Given problem:
Render the lines of the data from the one containing "slice-label-6: その他 4.0%" through the one containing "slice-category-label: その他 <box>380", both included, as a numbered list with blank lines omitted.

Items stored in a collection:
+ + + + +

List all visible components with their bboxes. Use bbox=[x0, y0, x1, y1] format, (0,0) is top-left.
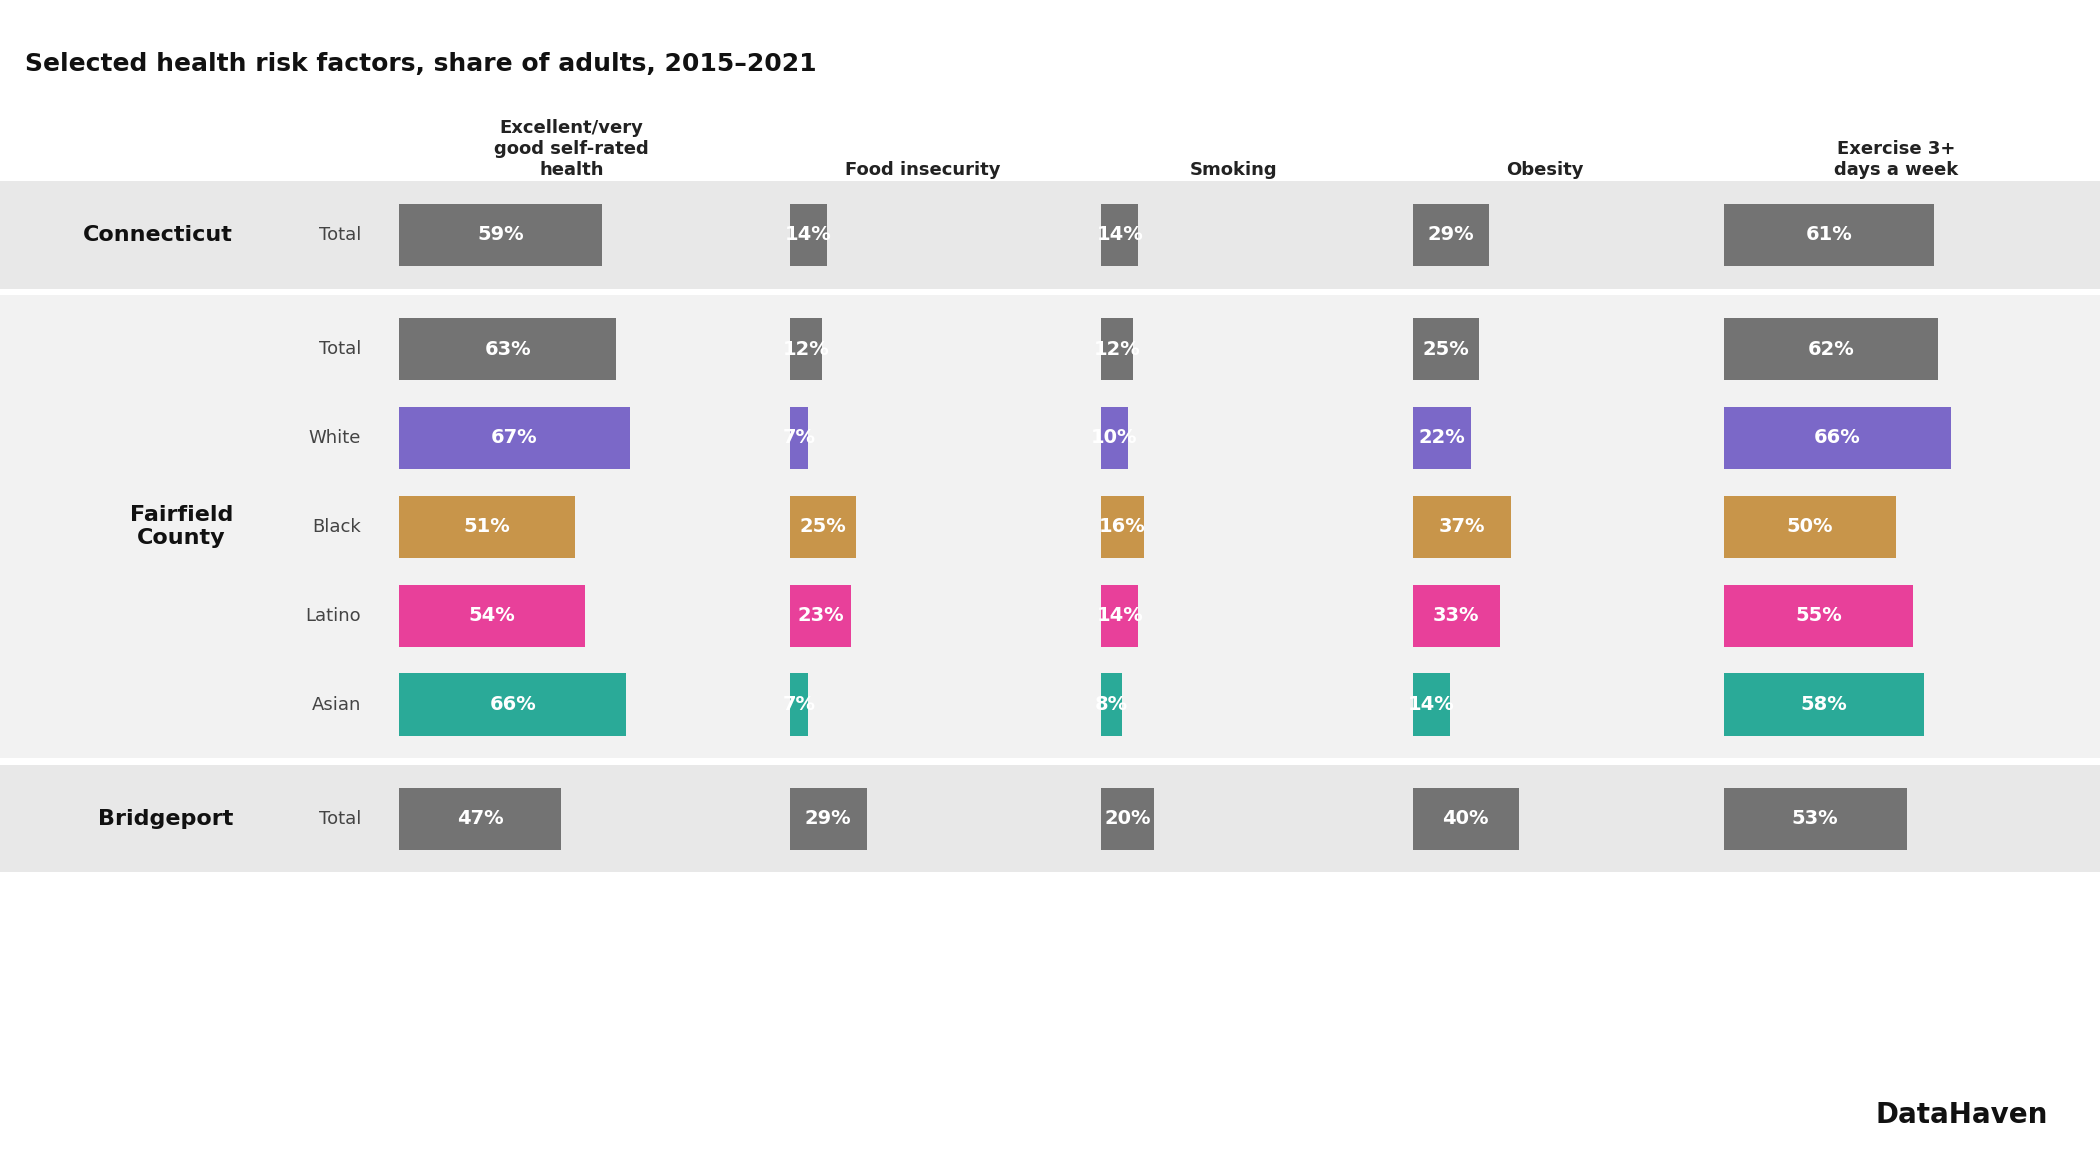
Text: 50%: 50% bbox=[1787, 517, 1833, 537]
Text: 63%: 63% bbox=[485, 339, 531, 359]
Text: 14%: 14% bbox=[785, 225, 832, 245]
Text: 54%: 54% bbox=[468, 606, 514, 625]
Text: Bridgeport: Bridgeport bbox=[99, 809, 233, 829]
Text: 29%: 29% bbox=[804, 809, 853, 829]
Text: 66%: 66% bbox=[489, 695, 536, 714]
Text: 55%: 55% bbox=[1796, 606, 1842, 625]
Text: 16%: 16% bbox=[1098, 517, 1147, 537]
Text: Black: Black bbox=[313, 518, 361, 535]
Text: 14%: 14% bbox=[1096, 606, 1142, 625]
Text: Total: Total bbox=[319, 340, 361, 358]
Text: 12%: 12% bbox=[783, 339, 830, 359]
Text: Latino: Latino bbox=[307, 607, 361, 624]
Text: Total: Total bbox=[319, 226, 361, 243]
Text: 58%: 58% bbox=[1800, 695, 1848, 714]
Text: 7%: 7% bbox=[783, 695, 815, 714]
Text: 8%: 8% bbox=[1096, 695, 1128, 714]
Text: 22%: 22% bbox=[1418, 428, 1466, 448]
Text: Connecticut: Connecticut bbox=[84, 225, 233, 245]
Text: 37%: 37% bbox=[1438, 517, 1485, 537]
Text: Selected health risk factors, share of adults, 2015–2021: Selected health risk factors, share of a… bbox=[25, 52, 817, 76]
Text: 59%: 59% bbox=[477, 225, 525, 245]
Text: Exercise 3+
days a week: Exercise 3+ days a week bbox=[1833, 140, 1959, 179]
Text: Obesity: Obesity bbox=[1506, 160, 1583, 179]
Text: 61%: 61% bbox=[1806, 225, 1852, 245]
Text: 25%: 25% bbox=[1422, 339, 1470, 359]
Text: 62%: 62% bbox=[1808, 339, 1854, 359]
Text: DataHaven: DataHaven bbox=[1875, 1101, 2048, 1129]
Text: Total: Total bbox=[319, 810, 361, 827]
Text: Food insecurity: Food insecurity bbox=[844, 160, 1000, 179]
Text: Smoking: Smoking bbox=[1191, 160, 1277, 179]
Text: Excellent/very
good self-rated
health: Excellent/very good self-rated health bbox=[494, 119, 649, 179]
Text: 12%: 12% bbox=[1094, 339, 1140, 359]
Text: 33%: 33% bbox=[1432, 606, 1480, 625]
Text: 53%: 53% bbox=[1791, 809, 1838, 829]
Text: 10%: 10% bbox=[1092, 428, 1138, 448]
Text: 7%: 7% bbox=[783, 428, 815, 448]
Text: 25%: 25% bbox=[800, 517, 846, 537]
Text: 47%: 47% bbox=[456, 809, 504, 829]
Text: 40%: 40% bbox=[1443, 809, 1489, 829]
Text: 51%: 51% bbox=[464, 517, 510, 537]
Text: Asian: Asian bbox=[311, 696, 361, 713]
Text: White: White bbox=[309, 429, 361, 447]
Text: 23%: 23% bbox=[798, 606, 844, 625]
Text: 14%: 14% bbox=[1096, 225, 1142, 245]
Text: 29%: 29% bbox=[1428, 225, 1474, 245]
Text: 14%: 14% bbox=[1407, 695, 1455, 714]
Text: Fairfield
County: Fairfield County bbox=[130, 505, 233, 548]
Text: 66%: 66% bbox=[1814, 428, 1861, 448]
Text: 20%: 20% bbox=[1105, 809, 1151, 829]
Text: 67%: 67% bbox=[491, 428, 538, 448]
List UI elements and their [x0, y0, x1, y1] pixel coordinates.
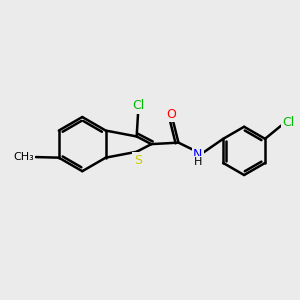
- Text: Cl: Cl: [132, 99, 144, 112]
- Text: S: S: [134, 154, 142, 166]
- Text: H: H: [194, 157, 202, 167]
- Text: N: N: [193, 148, 203, 161]
- Text: Cl: Cl: [283, 116, 295, 129]
- Text: O: O: [166, 108, 176, 121]
- Text: CH₃: CH₃: [13, 152, 34, 162]
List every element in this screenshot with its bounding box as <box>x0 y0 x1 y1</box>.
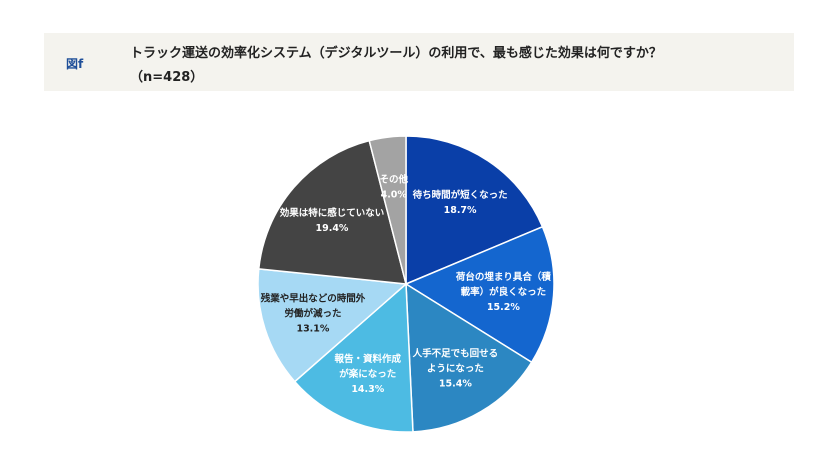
slice-label-6: その他 4.0% <box>380 173 409 200</box>
slice-value-label: 13.1% <box>296 323 329 334</box>
slice-value-label: 15.2% <box>487 301 520 312</box>
slice-category-label: 人手不足でも回せる <box>413 347 499 359</box>
slice-category-label: 載率）が良くなった <box>461 285 547 297</box>
slice-label-5: 効果は特に感じていない 19.4% <box>280 206 385 233</box>
slice-category-label: その他 <box>380 173 409 185</box>
slice-label-4: 残業や早出などの時間外労働が減った 13.1% <box>261 292 366 334</box>
pie-slice-0 <box>405 135 544 286</box>
slice-label-3: 報告・資料作成が楽になった 14.3% <box>335 352 402 394</box>
slice-value-label: 4.0% <box>381 189 408 200</box>
slice-label-1: 荷台の埋まり具合（積載率）が良くなった 15.2% <box>455 270 552 312</box>
slice-category-label: 報告・資料作成 <box>335 352 402 364</box>
figure-label: 図f <box>66 57 84 71</box>
question-header: 図f トラック運送の効率化システム（デジタルツール）の利用で、最も感じた効果は何… <box>44 33 794 91</box>
slice-category-label: ようになった <box>427 363 484 374</box>
slice-value-label: 19.4% <box>315 222 348 233</box>
slice-category-label: 荷台の埋まり具合（積 <box>455 270 552 282</box>
pie-slice-2 <box>405 282 533 433</box>
chart-title: トラック運送の効率化システム（デジタルツール）の利用で、最も感じた効果は何ですか… <box>130 46 662 61</box>
pie-slice-4 <box>257 268 408 383</box>
slice-category-label: が楽になった <box>339 367 396 379</box>
pie-slice-1 <box>404 225 555 364</box>
pie-slice-6 <box>368 135 407 285</box>
slice-category-label: 待ち時間が短くなった <box>413 189 508 201</box>
sample-size-label: （n=428） <box>130 70 204 85</box>
slice-category-label: 労働が減った <box>284 307 341 319</box>
pie-slice-5 <box>257 139 407 285</box>
slice-label-0: 待ち時間が短くなった 18.7% <box>413 189 508 216</box>
slice-value-label: 15.4% <box>439 378 472 389</box>
slice-value-label: 18.7% <box>444 205 477 216</box>
slice-category-label: 残業や早出などの時間外 <box>261 292 366 304</box>
slice-label-2: 人手不足でも回せるようになった 15.4% <box>413 347 499 389</box>
slice-value-label: 14.3% <box>351 383 384 394</box>
slice-category-label: 効果は特に感じていない <box>280 206 385 218</box>
pie-slice-3 <box>293 282 414 433</box>
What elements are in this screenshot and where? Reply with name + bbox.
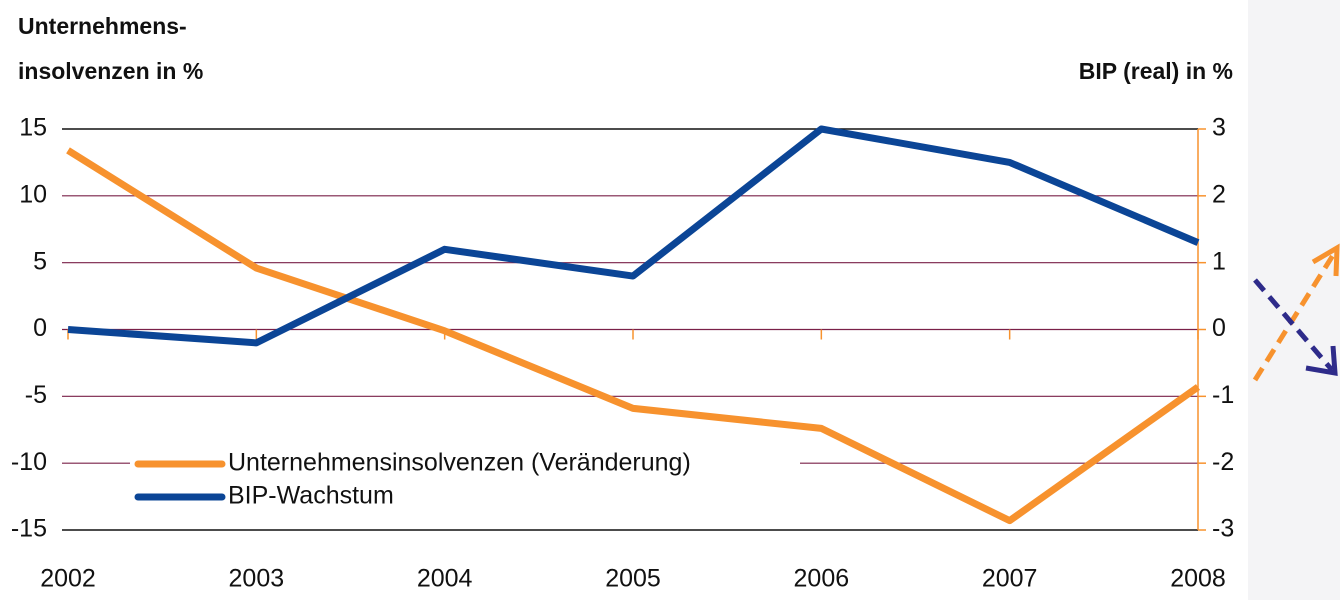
y2-tick-label: 1 xyxy=(1212,247,1226,275)
x-tick-label: 2007 xyxy=(982,565,1038,593)
y-tick-label: 10 xyxy=(19,180,47,208)
side-panel xyxy=(1248,0,1340,600)
decoration-arrows xyxy=(1252,243,1340,382)
y2-tick-label: 3 xyxy=(1212,114,1226,142)
y2-tick-label: 0 xyxy=(1212,314,1226,342)
y-tick-label: 5 xyxy=(33,247,47,275)
y-tick-label: 15 xyxy=(19,114,47,142)
x-tick-label: 2004 xyxy=(417,565,473,593)
y2-tick-label: -2 xyxy=(1212,448,1234,476)
x-tick-label: 2003 xyxy=(229,565,285,593)
y-tick-label: -15 xyxy=(11,515,47,543)
y2-tick-label: 2 xyxy=(1212,180,1226,208)
y2-axis-title: BIP (real) in % xyxy=(1079,58,1233,84)
legend-background xyxy=(130,448,800,514)
y-tick-label: -10 xyxy=(11,448,47,476)
y-axis-title-line-1: Unternehmens- xyxy=(18,13,187,39)
y-tick-label: 0 xyxy=(33,314,47,342)
y-tick-label: -5 xyxy=(25,381,47,409)
x-tick-label: 2005 xyxy=(605,565,661,593)
x-tick-label: 2006 xyxy=(794,565,850,593)
y2-tick-label: -3 xyxy=(1212,515,1234,543)
x-tick-label: 2002 xyxy=(40,565,96,593)
x-tick-label: 2008 xyxy=(1170,565,1226,593)
y2-tick-label: -1 xyxy=(1212,381,1234,409)
y-axis-title-line-2: insolvenzen in % xyxy=(18,58,203,84)
data-line xyxy=(67,125,1200,347)
legend-label: BIP-Wachstum xyxy=(228,482,394,510)
legend-label: Unternehmensinsolvenzen (Veränderung) xyxy=(228,449,691,477)
data-line xyxy=(66,147,1201,525)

+ + + + +

The completed task:
1. slice-label-6: その他 4.0% <box>380 173 409 200</box>
2. slice-value-label: 13.1% <box>296 323 329 334</box>
3. slice-value-label: 15.2% <box>487 301 520 312</box>
4. slice-category-label: 人手不足でも回せる <box>413 347 499 359</box>
5. slice-category-label: 載率）が良くなった <box>461 285 547 297</box>
6. slice-label-5: 効果は特に感じていない 19.4% <box>280 206 385 233</box>
7. slice-category-label: その他 <box>380 173 409 185</box>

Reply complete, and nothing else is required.